(Data records)
___

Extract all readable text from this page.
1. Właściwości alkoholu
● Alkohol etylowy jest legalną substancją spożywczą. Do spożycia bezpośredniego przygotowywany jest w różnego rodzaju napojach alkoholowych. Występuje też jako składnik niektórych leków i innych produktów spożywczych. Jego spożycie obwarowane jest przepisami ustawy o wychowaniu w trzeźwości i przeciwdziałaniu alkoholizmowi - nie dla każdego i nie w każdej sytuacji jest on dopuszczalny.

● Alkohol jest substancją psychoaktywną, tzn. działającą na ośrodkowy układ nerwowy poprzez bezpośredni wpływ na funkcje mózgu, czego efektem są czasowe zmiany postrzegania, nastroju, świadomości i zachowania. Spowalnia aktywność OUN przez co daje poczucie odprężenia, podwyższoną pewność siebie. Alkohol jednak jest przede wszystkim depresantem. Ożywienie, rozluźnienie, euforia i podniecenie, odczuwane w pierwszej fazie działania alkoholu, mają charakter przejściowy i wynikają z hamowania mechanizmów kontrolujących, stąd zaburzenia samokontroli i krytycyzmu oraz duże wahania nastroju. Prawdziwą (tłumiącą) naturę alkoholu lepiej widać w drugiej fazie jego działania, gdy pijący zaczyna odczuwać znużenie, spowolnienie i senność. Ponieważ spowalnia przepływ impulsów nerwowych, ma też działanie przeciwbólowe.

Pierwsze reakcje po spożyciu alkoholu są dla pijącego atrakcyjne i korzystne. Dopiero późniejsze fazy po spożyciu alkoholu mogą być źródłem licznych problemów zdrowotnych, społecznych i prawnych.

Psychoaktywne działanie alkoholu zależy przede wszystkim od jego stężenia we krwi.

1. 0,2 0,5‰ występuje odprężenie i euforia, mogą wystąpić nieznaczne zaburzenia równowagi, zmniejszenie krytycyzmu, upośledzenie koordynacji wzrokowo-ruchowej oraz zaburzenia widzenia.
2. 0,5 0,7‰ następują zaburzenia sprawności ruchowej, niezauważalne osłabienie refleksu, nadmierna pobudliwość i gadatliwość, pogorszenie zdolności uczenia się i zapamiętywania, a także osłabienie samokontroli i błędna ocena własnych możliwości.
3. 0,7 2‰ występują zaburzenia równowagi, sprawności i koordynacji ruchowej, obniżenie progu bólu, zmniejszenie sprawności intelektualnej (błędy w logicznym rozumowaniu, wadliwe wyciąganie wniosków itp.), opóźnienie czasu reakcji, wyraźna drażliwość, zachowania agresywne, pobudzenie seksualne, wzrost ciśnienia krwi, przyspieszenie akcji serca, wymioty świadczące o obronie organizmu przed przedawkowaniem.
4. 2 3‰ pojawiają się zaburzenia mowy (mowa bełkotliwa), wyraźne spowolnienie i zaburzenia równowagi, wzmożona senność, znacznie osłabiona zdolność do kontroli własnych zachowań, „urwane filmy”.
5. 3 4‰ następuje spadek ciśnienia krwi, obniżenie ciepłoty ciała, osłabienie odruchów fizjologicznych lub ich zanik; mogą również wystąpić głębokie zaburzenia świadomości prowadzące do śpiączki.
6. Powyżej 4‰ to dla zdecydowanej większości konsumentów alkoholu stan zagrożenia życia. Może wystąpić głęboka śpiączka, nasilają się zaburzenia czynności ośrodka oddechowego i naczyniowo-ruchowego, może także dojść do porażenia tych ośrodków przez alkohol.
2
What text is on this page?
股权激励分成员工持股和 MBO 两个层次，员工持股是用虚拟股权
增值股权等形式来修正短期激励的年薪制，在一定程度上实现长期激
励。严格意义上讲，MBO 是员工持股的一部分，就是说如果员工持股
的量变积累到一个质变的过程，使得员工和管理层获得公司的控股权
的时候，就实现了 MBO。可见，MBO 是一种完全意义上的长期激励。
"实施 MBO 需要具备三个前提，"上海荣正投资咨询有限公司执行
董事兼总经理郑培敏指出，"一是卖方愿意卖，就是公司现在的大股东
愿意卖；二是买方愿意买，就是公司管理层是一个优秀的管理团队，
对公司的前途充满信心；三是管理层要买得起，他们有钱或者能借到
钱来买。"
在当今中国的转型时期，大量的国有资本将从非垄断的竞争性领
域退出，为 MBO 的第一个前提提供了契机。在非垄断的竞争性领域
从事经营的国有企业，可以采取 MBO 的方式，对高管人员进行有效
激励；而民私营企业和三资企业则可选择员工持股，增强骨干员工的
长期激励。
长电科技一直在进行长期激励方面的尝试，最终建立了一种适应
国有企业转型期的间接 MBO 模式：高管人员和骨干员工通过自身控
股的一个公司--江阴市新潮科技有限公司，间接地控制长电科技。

___

What you are asked to do - Only a number is wanted: how many lines above include "this"?

Task solution - 2